• [Source records]:
────────────────

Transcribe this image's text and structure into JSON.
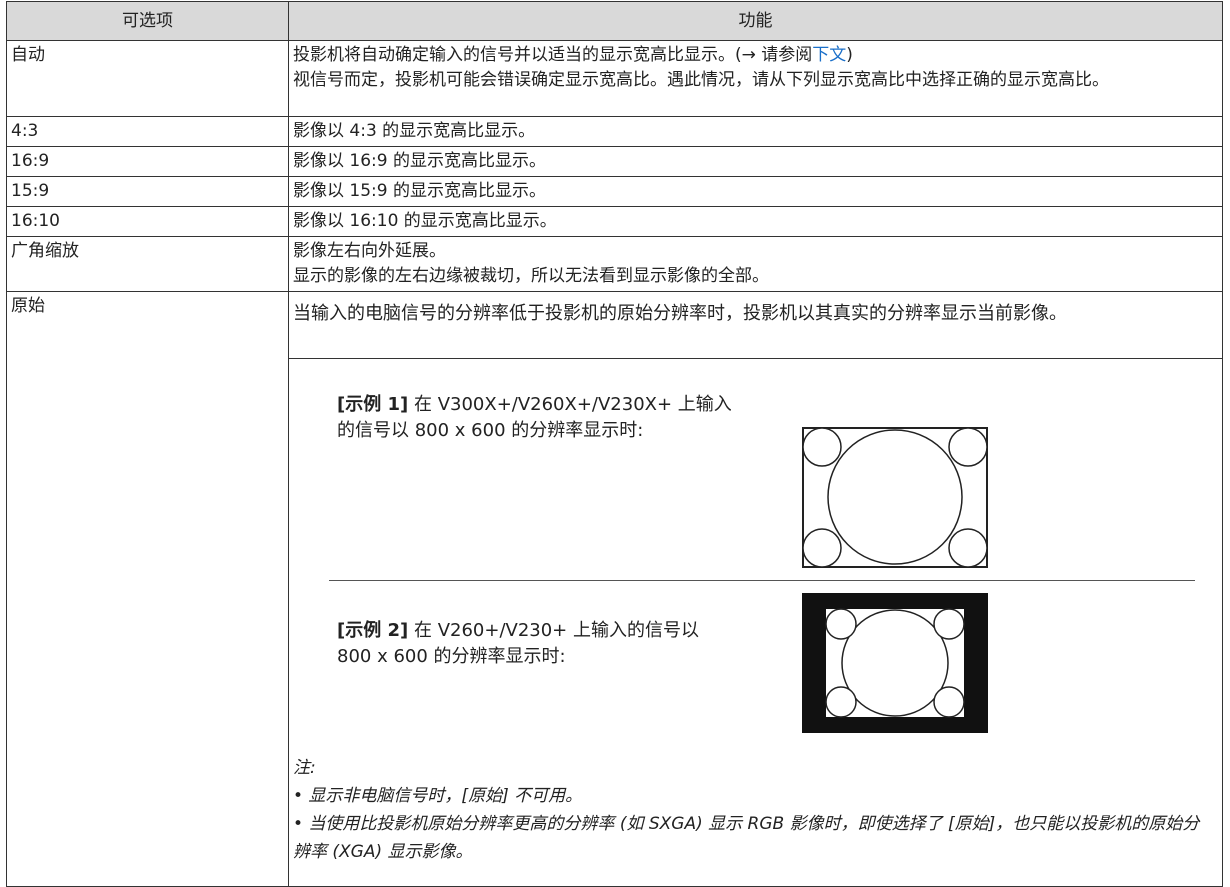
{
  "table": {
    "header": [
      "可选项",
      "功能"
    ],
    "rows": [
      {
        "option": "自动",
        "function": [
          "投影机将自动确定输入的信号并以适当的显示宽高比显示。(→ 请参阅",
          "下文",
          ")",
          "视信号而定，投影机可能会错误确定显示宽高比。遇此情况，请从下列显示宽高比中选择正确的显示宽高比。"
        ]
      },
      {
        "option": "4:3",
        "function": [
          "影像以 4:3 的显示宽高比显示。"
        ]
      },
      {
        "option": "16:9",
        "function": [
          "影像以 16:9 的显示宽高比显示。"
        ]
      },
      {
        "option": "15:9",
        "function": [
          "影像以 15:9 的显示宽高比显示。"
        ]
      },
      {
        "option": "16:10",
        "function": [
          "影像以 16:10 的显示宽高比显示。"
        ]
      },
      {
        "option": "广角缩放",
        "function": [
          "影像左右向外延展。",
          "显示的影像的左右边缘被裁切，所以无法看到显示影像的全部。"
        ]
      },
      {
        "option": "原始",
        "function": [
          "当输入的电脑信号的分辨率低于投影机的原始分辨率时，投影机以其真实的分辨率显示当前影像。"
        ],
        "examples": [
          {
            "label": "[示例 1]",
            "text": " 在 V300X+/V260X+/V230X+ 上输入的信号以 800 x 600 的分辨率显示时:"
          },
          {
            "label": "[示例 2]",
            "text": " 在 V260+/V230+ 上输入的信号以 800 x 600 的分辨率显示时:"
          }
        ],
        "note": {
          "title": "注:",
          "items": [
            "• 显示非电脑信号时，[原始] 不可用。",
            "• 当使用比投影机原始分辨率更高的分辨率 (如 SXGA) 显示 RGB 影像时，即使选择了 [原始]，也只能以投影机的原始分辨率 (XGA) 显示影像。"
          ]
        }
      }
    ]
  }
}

────────────────

• [What to work on]: Which lines include the word "option"? List them all.

• [Solution for this exercise]:
        "option": "自动",
        "option": "4:3",
        "option": "16:9",
        "option": "15:9",
        "option": "16:10",
        "option": "广角缩放",
        "option": "原始",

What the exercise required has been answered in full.